Deine Aufgabe: Schreib den Text über das Wort ›liberal‹ von „Eine dieser ›Klein“ bis „sehr vagen Inhalt.“ neu und setz dabei überall „Mutti“ für „Mamma“ ein.

Eine dieser ›Klein Erna‹-Geschichten geht wie folgt:
»Mamma trifft mal Tante Frieda auf Straße.
›Wie geht’s denn?‹ sagt Tante Frieda.
›Och‹, sagt Mamma, ›muscha, aber Pappa is so nervös, ich bin so nervös, und Klein Erna ischa auch schon so furchtbar nervös…, sag mal, Frieda, was is das eigentlich: nervös?‹«1
Den gleichen Witz könnte man auch mit dem Begriff ›liberal‹ erzählen. Ganz selbstverständlich wird das Wort verwendet, viele Menschen glauben auch, dass es auf sie selbst zutrifft, doch was es eigentlich bedeutet, ist ihnen nicht klar.
›Liberal‹ ist das, was die Amerikaner ein ›Wieselwort‹ nennen. Ein Begriff, der nicht zu fassen ist, der einem davonrennt, wenn man versucht, ihn festzuhalten. Nicht, dass er, historisch oder politikwissenschaftlich betrachtet, keine klare Bedeutung hätte, doch im Alltagsgebrauch hat er allenfalls einen sehr vagen Inhalt.

Inhalt der Daten:
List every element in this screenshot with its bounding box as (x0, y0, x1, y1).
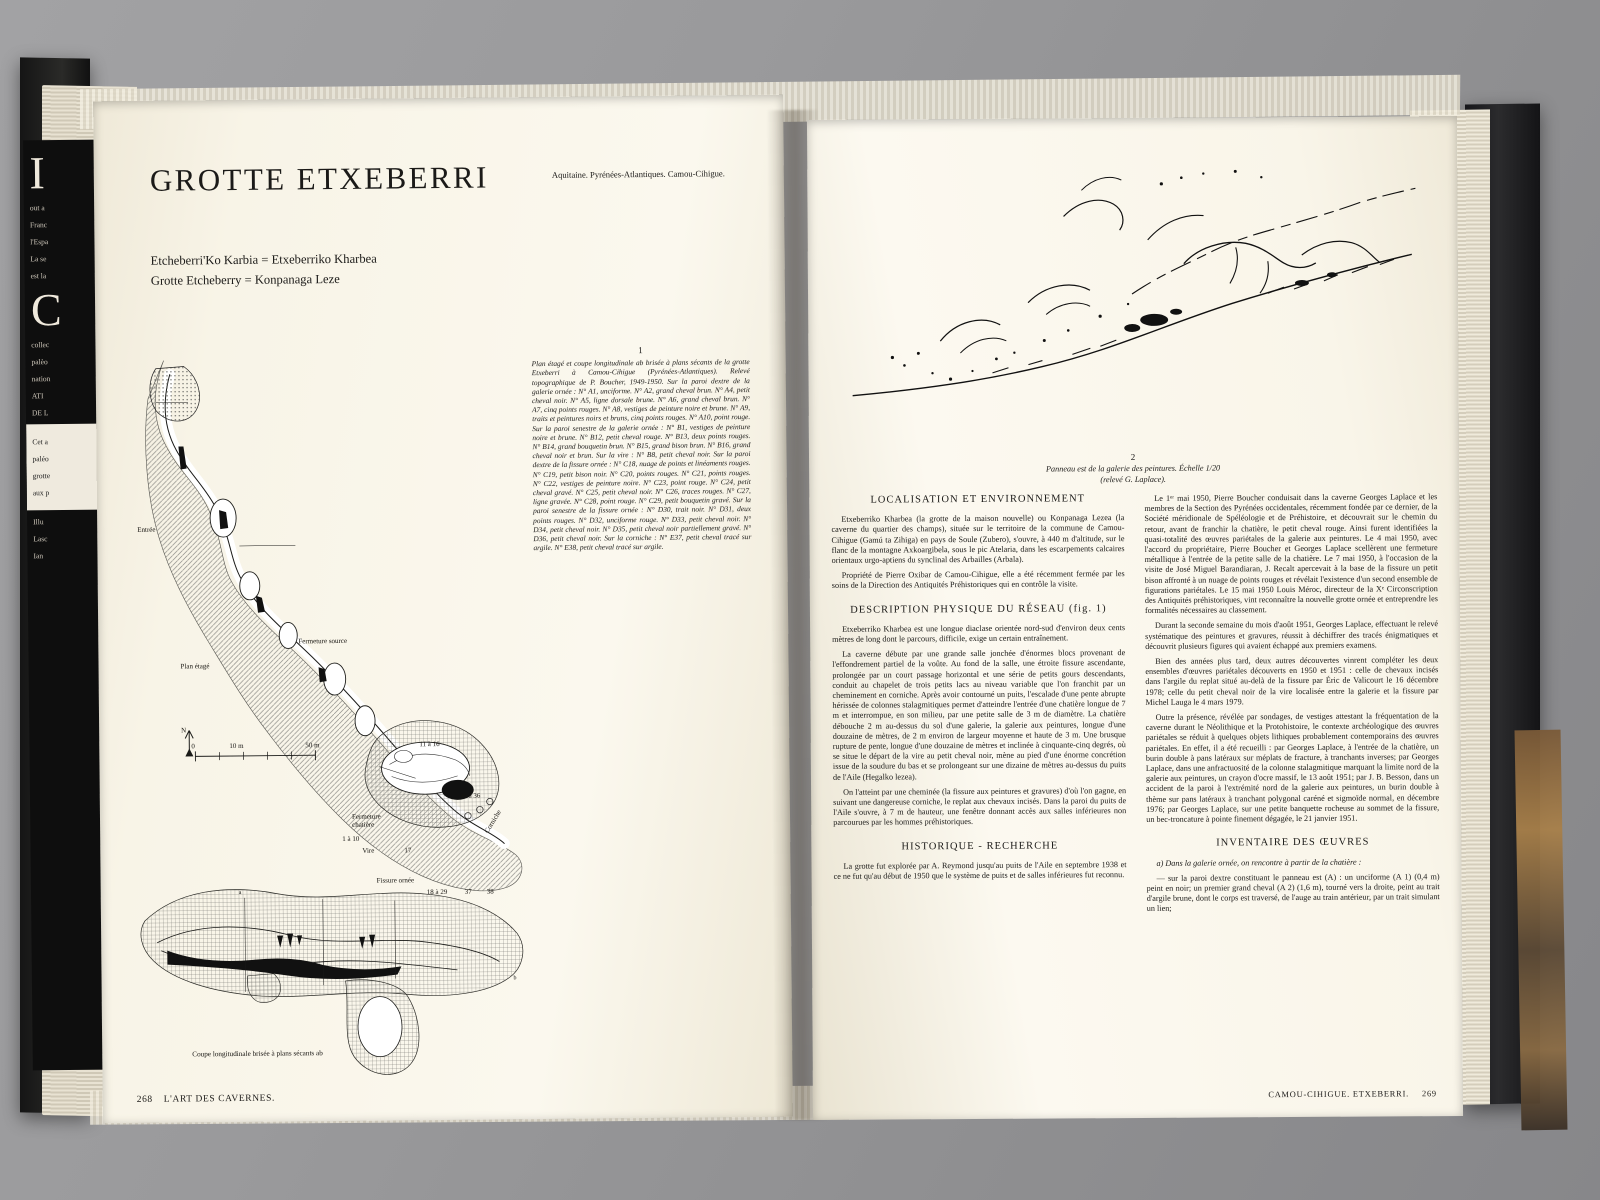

Ergebnis:
Eine dieser ›Klein Erna‹-Geschichten geht wie folgt:
»Mutti trifft mal Tante Frieda auf Straße.
›Wie geht’s denn?‹ sagt Tante Frieda.
›Och‹, sagt Mutti, ›muscha, aber Pappa is so nervös, ich bin so nervös, und Klein Erna ischa auch schon so furchtbar nervös…, sag mal, Frieda, was is das eigentlich: nervös?‹«1
Den gleichen Witz könnte man auch mit dem Begriff ›liberal‹ erzählen. Ganz selbstverständlich wird das Wort verwendet, viele Menschen glauben auch, dass es auf sie selbst zutrifft, doch was es eigentlich bedeutet, ist ihnen nicht klar.
›Liberal‹ ist das, was die Amerikaner ein ›Wieselwort‹ nennen. Ein Begriff, der nicht zu fassen ist, der einem davonrennt, wenn man versucht, ihn festzuhalten. Nicht, dass er, historisch oder politikwissenschaftlich betrachtet, keine klare Bedeutung hätte, doch im Alltagsgebrauch hat er allenfalls einen sehr vagen Inhalt.